Data in this exercise>
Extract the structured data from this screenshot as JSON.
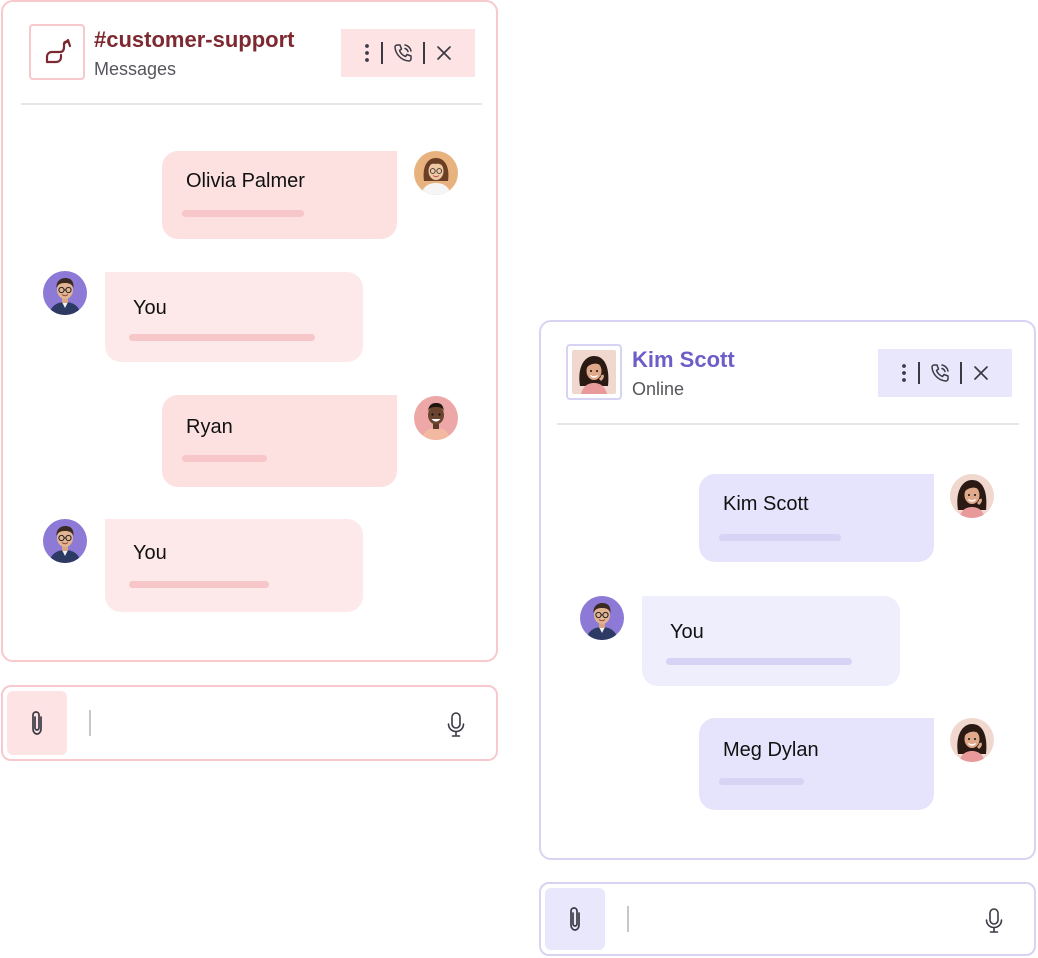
{
  "colors": {
    "red_border": "#f7c9cd",
    "red_bubble_incoming": "#fde1e1",
    "red_bubble_outgoing": "#fde9e9",
    "red_line": "#f6c6c8",
    "red_title": "#7d2931",
    "red_actions_bg": "#fde3e3",
    "purple_border": "#d7d3f3",
    "purple_bubble_incoming": "#e6e4fc",
    "purple_bubble_outgoing": "#eeeefd",
    "purple_line": "#d6d3f5",
    "purple_title": "#6d5ec7",
    "purple_actions_bg": "#e9e7fc"
  },
  "channel_chat": {
    "header_icon": "channel-icon",
    "title": "#customer-support",
    "subtitle": "Messages",
    "actions": [
      "more-vertical-icon",
      "phone-call-icon",
      "close-icon"
    ],
    "messages": [
      {
        "name": "Olivia Palmer",
        "avatar": "avatar-olivia-palmer"
      },
      {
        "name": "You",
        "avatar": "avatar-you"
      },
      {
        "name": "Ryan",
        "avatar": "avatar-ryan"
      },
      {
        "name": "You",
        "avatar": "avatar-you"
      }
    ],
    "composer": {
      "attach_icon": "paperclip-icon",
      "mic_icon": "microphone-icon",
      "value": ""
    }
  },
  "direct_chat": {
    "header_avatar": "avatar-kim-scott",
    "title": "Kim Scott",
    "subtitle": "Online",
    "actions": [
      "more-vertical-icon",
      "phone-call-icon",
      "close-icon"
    ],
    "messages": [
      {
        "name": "Kim Scott",
        "avatar": "avatar-kim-scott"
      },
      {
        "name": "You",
        "avatar": "avatar-you"
      },
      {
        "name": "Meg Dylan",
        "avatar": "avatar-meg-dylan"
      }
    ],
    "composer": {
      "attach_icon": "paperclip-icon",
      "mic_icon": "microphone-icon",
      "value": ""
    }
  }
}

Instructions for the task>
Using the material above, set down every line exactly, but skip the pictures.

Solution>
Extract the structured data from this screenshot as JSON.
{
  "colors": {
    "red_border": "#f7c9cd",
    "red_bubble_incoming": "#fde1e1",
    "red_bubble_outgoing": "#fde9e9",
    "red_line": "#f6c6c8",
    "red_title": "#7d2931",
    "red_actions_bg": "#fde3e3",
    "purple_border": "#d7d3f3",
    "purple_bubble_incoming": "#e6e4fc",
    "purple_bubble_outgoing": "#eeeefd",
    "purple_line": "#d6d3f5",
    "purple_title": "#6d5ec7",
    "purple_actions_bg": "#e9e7fc"
  },
  "channel_chat": {
    "header_icon": "channel-icon",
    "title": "#customer-support",
    "subtitle": "Messages",
    "actions": [
      "more-vertical-icon",
      "phone-call-icon",
      "close-icon"
    ],
    "messages": [
      {
        "name": "Olivia Palmer",
        "avatar": "avatar-olivia-palmer"
      },
      {
        "name": "You",
        "avatar": "avatar-you"
      },
      {
        "name": "Ryan",
        "avatar": "avatar-ryan"
      },
      {
        "name": "You",
        "avatar": "avatar-you"
      }
    ],
    "composer": {
      "attach_icon": "paperclip-icon",
      "mic_icon": "microphone-icon",
      "value": ""
    }
  },
  "direct_chat": {
    "header_avatar": "avatar-kim-scott",
    "title": "Kim Scott",
    "subtitle": "Online",
    "actions": [
      "more-vertical-icon",
      "phone-call-icon",
      "close-icon"
    ],
    "messages": [
      {
        "name": "Kim Scott",
        "avatar": "avatar-kim-scott"
      },
      {
        "name": "You",
        "avatar": "avatar-you"
      },
      {
        "name": "Meg Dylan",
        "avatar": "avatar-meg-dylan"
      }
    ],
    "composer": {
      "attach_icon": "paperclip-icon",
      "mic_icon": "microphone-icon",
      "value": ""
    }
  }
}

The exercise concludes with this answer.